WORK TO COMPLETE:
Retype each record shown below, leaving every character as it is.

LISTED RECORDS:

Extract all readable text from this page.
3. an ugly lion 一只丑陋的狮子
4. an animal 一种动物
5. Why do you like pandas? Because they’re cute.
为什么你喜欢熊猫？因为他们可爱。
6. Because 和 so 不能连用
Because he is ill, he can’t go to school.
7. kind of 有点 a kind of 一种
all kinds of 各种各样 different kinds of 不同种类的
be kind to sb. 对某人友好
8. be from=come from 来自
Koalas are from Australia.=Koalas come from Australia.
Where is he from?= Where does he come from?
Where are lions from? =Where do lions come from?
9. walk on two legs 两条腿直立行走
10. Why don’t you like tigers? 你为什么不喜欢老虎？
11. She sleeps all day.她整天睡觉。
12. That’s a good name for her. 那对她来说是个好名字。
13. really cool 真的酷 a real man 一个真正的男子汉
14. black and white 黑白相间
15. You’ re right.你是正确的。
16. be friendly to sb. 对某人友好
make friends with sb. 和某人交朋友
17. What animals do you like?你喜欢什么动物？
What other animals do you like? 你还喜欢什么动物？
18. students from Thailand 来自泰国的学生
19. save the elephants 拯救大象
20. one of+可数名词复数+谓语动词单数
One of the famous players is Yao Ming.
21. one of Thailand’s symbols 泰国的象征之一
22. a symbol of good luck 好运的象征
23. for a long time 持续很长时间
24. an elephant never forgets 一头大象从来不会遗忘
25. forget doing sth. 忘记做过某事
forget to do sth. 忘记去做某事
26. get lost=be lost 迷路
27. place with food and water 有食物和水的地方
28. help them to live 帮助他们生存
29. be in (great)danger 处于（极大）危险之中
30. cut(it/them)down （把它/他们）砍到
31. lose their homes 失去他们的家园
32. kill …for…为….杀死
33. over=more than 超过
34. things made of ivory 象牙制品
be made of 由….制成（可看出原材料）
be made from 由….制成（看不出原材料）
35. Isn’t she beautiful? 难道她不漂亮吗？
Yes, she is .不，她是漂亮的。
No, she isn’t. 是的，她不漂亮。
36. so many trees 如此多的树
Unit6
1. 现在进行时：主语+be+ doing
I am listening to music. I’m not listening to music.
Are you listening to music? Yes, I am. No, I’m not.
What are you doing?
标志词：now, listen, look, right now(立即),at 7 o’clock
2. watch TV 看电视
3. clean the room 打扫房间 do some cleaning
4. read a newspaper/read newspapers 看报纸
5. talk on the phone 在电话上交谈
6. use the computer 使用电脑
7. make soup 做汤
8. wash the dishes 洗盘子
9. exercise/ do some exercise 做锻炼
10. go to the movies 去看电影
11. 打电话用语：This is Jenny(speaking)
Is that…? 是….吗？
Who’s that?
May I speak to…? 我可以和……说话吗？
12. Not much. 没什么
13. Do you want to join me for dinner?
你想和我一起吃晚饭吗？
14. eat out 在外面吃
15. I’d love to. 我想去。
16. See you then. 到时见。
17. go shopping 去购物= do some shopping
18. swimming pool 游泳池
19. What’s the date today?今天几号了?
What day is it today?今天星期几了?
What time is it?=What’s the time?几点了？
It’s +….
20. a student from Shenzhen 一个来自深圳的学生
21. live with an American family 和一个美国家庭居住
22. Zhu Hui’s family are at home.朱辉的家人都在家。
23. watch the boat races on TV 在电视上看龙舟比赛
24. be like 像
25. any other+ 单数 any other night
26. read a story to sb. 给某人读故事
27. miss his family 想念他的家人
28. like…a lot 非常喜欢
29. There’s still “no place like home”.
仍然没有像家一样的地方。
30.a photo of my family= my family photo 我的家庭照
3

SOLUTION TO THE PROBLEM:
Extract all readable text from this page.
3. an ugly lion 一只丑陋的狮子
4. an animal 一种动物
5. Why do you like pandas? Because they’re cute.
为什么你喜欢熊猫？因为他们可爱。
6. Because 和 so 不能连用
Because he is ill, he can’t go to school.
7. kind of 有点 a kind of 一种
all kinds of 各种各样 different kinds of 不同种类的
be kind to sb. 对某人友好
8. be from=come from 来自
Koalas are from Australia.=Koalas come from Australia.
Where is he from?= Where does he come from?
Where are lions from? =Where do lions come from?
9. walk on two legs 两条腿直立行走
10. Why don’t you like tigers? 你为什么不喜欢老虎？
11. She sleeps all day.她整天睡觉。
12. That’s a good name for her. 那对她来说是个好名字。
13. really cool 真的酷 a real man 一个真正的男子汉
14. black and white 黑白相间
15. You’ re right.你是正确的。
16. be friendly to sb. 对某人友好
make friends with sb. 和某人交朋友
17. What animals do you like?你喜欢什么动物？
What other animals do you like? 你还喜欢什么动物？
18. students from Thailand 来自泰国的学生
19. save the elephants 拯救大象
20. one of+可数名词复数+谓语动词单数
One of the famous players is Yao Ming.
21. one of Thailand’s symbols 泰国的象征之一
22. a symbol of good luck 好运的象征
23. for a long time 持续很长时间
24. an elephant never forgets 一头大象从来不会遗忘
25. forget doing sth. 忘记做过某事
forget to do sth. 忘记去做某事
26. get lost=be lost 迷路
27. place with food and water 有食物和水的地方
28. help them to live 帮助他们生存
29. be in (great)danger 处于（极大）危险之中
30. cut(it/them)down （把它/他们）砍到
31. lose their homes 失去他们的家园
32. kill …for…为….杀死
33. over=more than 超过
34. things made of ivory 象牙制品
be made of 由….制成（可看出原材料）
be made from 由….制成（看不出原材料）
35. Isn’t she beautiful? 难道她不漂亮吗？
Yes, she is .不，她是漂亮的。
No, she isn’t. 是的，她不漂亮。
36. so many trees 如此多的树
Unit6
1. 现在进行时：主语+be+ doing
I am listening to music. I’m not listening to music.
Are you listening to music? Yes, I am. No, I’m not.
What are you doing?
标志词：now, listen, look, right now(立即),at 7 o’clock
2. watch TV 看电视
3. clean the room 打扫房间 do some cleaning
4. read a newspaper/read newspapers 看报纸
5. talk on the phone 在电话上交谈
6. use the computer 使用电脑
7. make soup 做汤
8. wash the dishes 洗盘子
9. exercise/ do some exercise 做锻炼
10. go to the movies 去看电影
11. 打电话用语：This is Jenny(speaking)
Is that…? 是….吗？
Who’s that?
May I speak to…? 我可以和……说话吗？
12. Not much. 没什么
13. Do you want to join me for dinner?
你想和我一起吃晚饭吗？
14. eat out 在外面吃
15. I’d love to. 我想去。
16. See you then. 到时见。
17. go shopping 去购物= do some shopping
18. swimming pool 游泳池
19. What’s the date today?今天几号了?
What day is it today?今天星期几了?
What time is it?=What’s the time?几点了？
It’s +….
20. a student from Shenzhen 一个来自深圳的学生
21. live with an American family 和一个美国家庭居住
22. Zhu Hui’s family are at home.朱辉的家人都在家。
23. watch the boat races on TV 在电视上看龙舟比赛
24. be like 像
25. any other+ 单数 any other night
26. read a story to sb. 给某人读故事
27. miss his family 想念他的家人
28. like…a lot 非常喜欢
29. There’s still “no place like home”.
仍然没有像家一样的地方。
30.a photo of my family= my family photo 我的家庭照
3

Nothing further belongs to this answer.